<<<<
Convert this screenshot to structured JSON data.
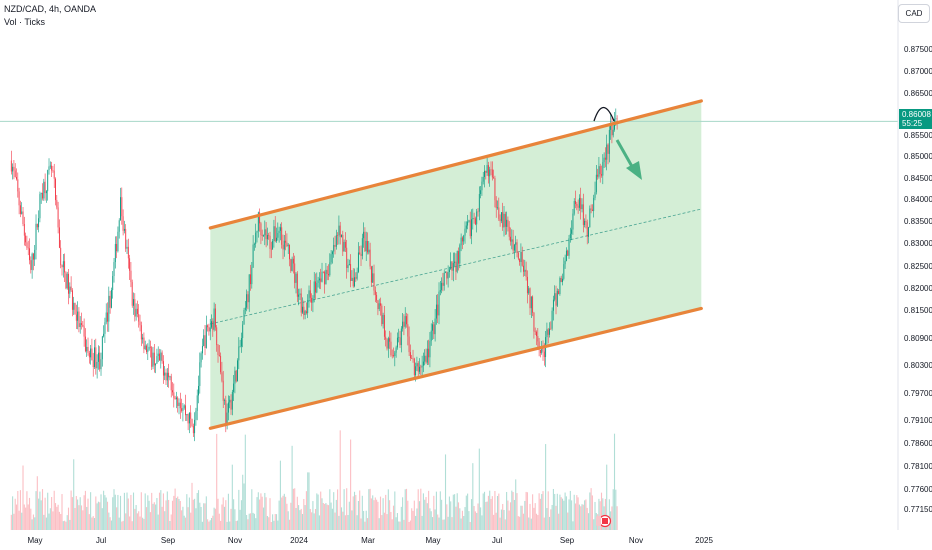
{
  "header": {
    "title": "NZD/CAD, 4h, OANDA",
    "volume_label": "Vol · Ticks",
    "currency_button": "CAD"
  },
  "last_price": {
    "value": "0.86008",
    "countdown": "55:25"
  },
  "colors": {
    "channel_line": "#e8843a",
    "channel_fill": "#cdebcf",
    "up_candle": "#089981",
    "down_candle": "#f23645",
    "midline": "#4aa593",
    "arrow": "#4bb184",
    "price_line": "#a7d7c8"
  },
  "chart_data": {
    "type": "candlestick",
    "symbol": "NZD/CAD",
    "interval": "4h",
    "source": "OANDA",
    "y_ticks": [
      "0.87500",
      "0.87000",
      "0.86500",
      "0.86000",
      "0.85500",
      "0.85000",
      "0.84500",
      "0.84000",
      "0.83500",
      "0.83000",
      "0.82500",
      "0.82000",
      "0.81500",
      "0.80900",
      "0.80300",
      "0.79700",
      "0.79100",
      "0.78600",
      "0.78100",
      "0.77600",
      "0.77150"
    ],
    "x_ticks": [
      "May",
      "Jul",
      "Sep",
      "Nov",
      "2024",
      "Mar",
      "May",
      "Jul",
      "Sep",
      "Nov",
      "2025"
    ],
    "price_path": [
      [
        "2023-04-10",
        0.852
      ],
      [
        "2023-04-20",
        0.84
      ],
      [
        "2023-04-28",
        0.829
      ],
      [
        "2023-05-08",
        0.846
      ],
      [
        "2023-05-18",
        0.85
      ],
      [
        "2023-05-26",
        0.831
      ],
      [
        "2023-06-08",
        0.821
      ],
      [
        "2023-06-20",
        0.812
      ],
      [
        "2023-07-01",
        0.811
      ],
      [
        "2023-07-12",
        0.826
      ],
      [
        "2023-07-20",
        0.843
      ],
      [
        "2023-08-01",
        0.822
      ],
      [
        "2023-08-15",
        0.812
      ],
      [
        "2023-08-28",
        0.81
      ],
      [
        "2023-09-10",
        0.804
      ],
      [
        "2023-09-25",
        0.797
      ],
      [
        "2023-10-05",
        0.815
      ],
      [
        "2023-10-15",
        0.82
      ],
      [
        "2023-10-26",
        0.798
      ],
      [
        "2023-11-06",
        0.811
      ],
      [
        "2023-11-15",
        0.825
      ],
      [
        "2023-11-24",
        0.84
      ],
      [
        "2023-12-05",
        0.835
      ],
      [
        "2023-12-14",
        0.838
      ],
      [
        "2023-12-26",
        0.83
      ],
      [
        "2024-01-05",
        0.821
      ],
      [
        "2024-01-16",
        0.826
      ],
      [
        "2024-01-29",
        0.83
      ],
      [
        "2024-02-08",
        0.838
      ],
      [
        "2024-02-20",
        0.826
      ],
      [
        "2024-03-01",
        0.836
      ],
      [
        "2024-03-13",
        0.824
      ],
      [
        "2024-03-26",
        0.812
      ],
      [
        "2024-04-08",
        0.818
      ],
      [
        "2024-04-17",
        0.808
      ],
      [
        "2024-04-29",
        0.812
      ],
      [
        "2024-05-12",
        0.826
      ],
      [
        "2024-05-23",
        0.83
      ],
      [
        "2024-06-04",
        0.837
      ],
      [
        "2024-06-14",
        0.842
      ],
      [
        "2024-06-24",
        0.851
      ],
      [
        "2024-07-05",
        0.841
      ],
      [
        "2024-07-15",
        0.836
      ],
      [
        "2024-07-26",
        0.832
      ],
      [
        "2024-08-05",
        0.819
      ],
      [
        "2024-08-14",
        0.812
      ],
      [
        "2024-08-26",
        0.824
      ],
      [
        "2024-09-04",
        0.832
      ],
      [
        "2024-09-13",
        0.845
      ],
      [
        "2024-09-24",
        0.838
      ],
      [
        "2024-10-02",
        0.848
      ],
      [
        "2024-10-10",
        0.852
      ],
      [
        "2024-10-17",
        0.86
      ],
      [
        "2024-10-22",
        0.859
      ]
    ],
    "channel": {
      "upper": [
        [
          "2023-10-11",
          0.8381
        ],
        [
          "2025-01-07",
          0.8643
        ]
      ],
      "lower": [
        [
          "2023-10-11",
          0.7968
        ],
        [
          "2025-01-07",
          0.8215
        ]
      ],
      "midline": [
        [
          "2023-10-11",
          0.8183
        ],
        [
          "2025-01-07",
          0.842
        ]
      ]
    },
    "last_price": 0.86008
  }
}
>>>>
Keep the pictures out and write out the records exactly.

▸ **Problem solution**
Convert this screenshot to structured JSON data.
{
  "header": {
    "title": "NZD/CAD, 4h, OANDA",
    "volume_label": "Vol · Ticks",
    "currency_button": "CAD"
  },
  "last_price": {
    "value": "0.86008",
    "countdown": "55:25"
  },
  "colors": {
    "channel_line": "#e8843a",
    "channel_fill": "#cdebcf",
    "up_candle": "#089981",
    "down_candle": "#f23645",
    "midline": "#4aa593",
    "arrow": "#4bb184",
    "price_line": "#a7d7c8"
  },
  "chart_data": {
    "type": "candlestick",
    "symbol": "NZD/CAD",
    "interval": "4h",
    "source": "OANDA",
    "y_ticks": [
      "0.87500",
      "0.87000",
      "0.86500",
      "0.86000",
      "0.85500",
      "0.85000",
      "0.84500",
      "0.84000",
      "0.83500",
      "0.83000",
      "0.82500",
      "0.82000",
      "0.81500",
      "0.80900",
      "0.80300",
      "0.79700",
      "0.79100",
      "0.78600",
      "0.78100",
      "0.77600",
      "0.77150"
    ],
    "x_ticks": [
      "May",
      "Jul",
      "Sep",
      "Nov",
      "2024",
      "Mar",
      "May",
      "Jul",
      "Sep",
      "Nov",
      "2025"
    ],
    "price_path": [
      [
        "2023-04-10",
        0.852
      ],
      [
        "2023-04-20",
        0.84
      ],
      [
        "2023-04-28",
        0.829
      ],
      [
        "2023-05-08",
        0.846
      ],
      [
        "2023-05-18",
        0.85
      ],
      [
        "2023-05-26",
        0.831
      ],
      [
        "2023-06-08",
        0.821
      ],
      [
        "2023-06-20",
        0.812
      ],
      [
        "2023-07-01",
        0.811
      ],
      [
        "2023-07-12",
        0.826
      ],
      [
        "2023-07-20",
        0.843
      ],
      [
        "2023-08-01",
        0.822
      ],
      [
        "2023-08-15",
        0.812
      ],
      [
        "2023-08-28",
        0.81
      ],
      [
        "2023-09-10",
        0.804
      ],
      [
        "2023-09-25",
        0.797
      ],
      [
        "2023-10-05",
        0.815
      ],
      [
        "2023-10-15",
        0.82
      ],
      [
        "2023-10-26",
        0.798
      ],
      [
        "2023-11-06",
        0.811
      ],
      [
        "2023-11-15",
        0.825
      ],
      [
        "2023-11-24",
        0.84
      ],
      [
        "2023-12-05",
        0.835
      ],
      [
        "2023-12-14",
        0.838
      ],
      [
        "2023-12-26",
        0.83
      ],
      [
        "2024-01-05",
        0.821
      ],
      [
        "2024-01-16",
        0.826
      ],
      [
        "2024-01-29",
        0.83
      ],
      [
        "2024-02-08",
        0.838
      ],
      [
        "2024-02-20",
        0.826
      ],
      [
        "2024-03-01",
        0.836
      ],
      [
        "2024-03-13",
        0.824
      ],
      [
        "2024-03-26",
        0.812
      ],
      [
        "2024-04-08",
        0.818
      ],
      [
        "2024-04-17",
        0.808
      ],
      [
        "2024-04-29",
        0.812
      ],
      [
        "2024-05-12",
        0.826
      ],
      [
        "2024-05-23",
        0.83
      ],
      [
        "2024-06-04",
        0.837
      ],
      [
        "2024-06-14",
        0.842
      ],
      [
        "2024-06-24",
        0.851
      ],
      [
        "2024-07-05",
        0.841
      ],
      [
        "2024-07-15",
        0.836
      ],
      [
        "2024-07-26",
        0.832
      ],
      [
        "2024-08-05",
        0.819
      ],
      [
        "2024-08-14",
        0.812
      ],
      [
        "2024-08-26",
        0.824
      ],
      [
        "2024-09-04",
        0.832
      ],
      [
        "2024-09-13",
        0.845
      ],
      [
        "2024-09-24",
        0.838
      ],
      [
        "2024-10-02",
        0.848
      ],
      [
        "2024-10-10",
        0.852
      ],
      [
        "2024-10-17",
        0.86
      ],
      [
        "2024-10-22",
        0.859
      ]
    ],
    "channel": {
      "upper": [
        [
          "2023-10-11",
          0.8381
        ],
        [
          "2025-01-07",
          0.8643
        ]
      ],
      "lower": [
        [
          "2023-10-11",
          0.7968
        ],
        [
          "2025-01-07",
          0.8215
        ]
      ],
      "midline": [
        [
          "2023-10-11",
          0.8183
        ],
        [
          "2025-01-07",
          0.842
        ]
      ]
    },
    "last_price": 0.86008
  }
}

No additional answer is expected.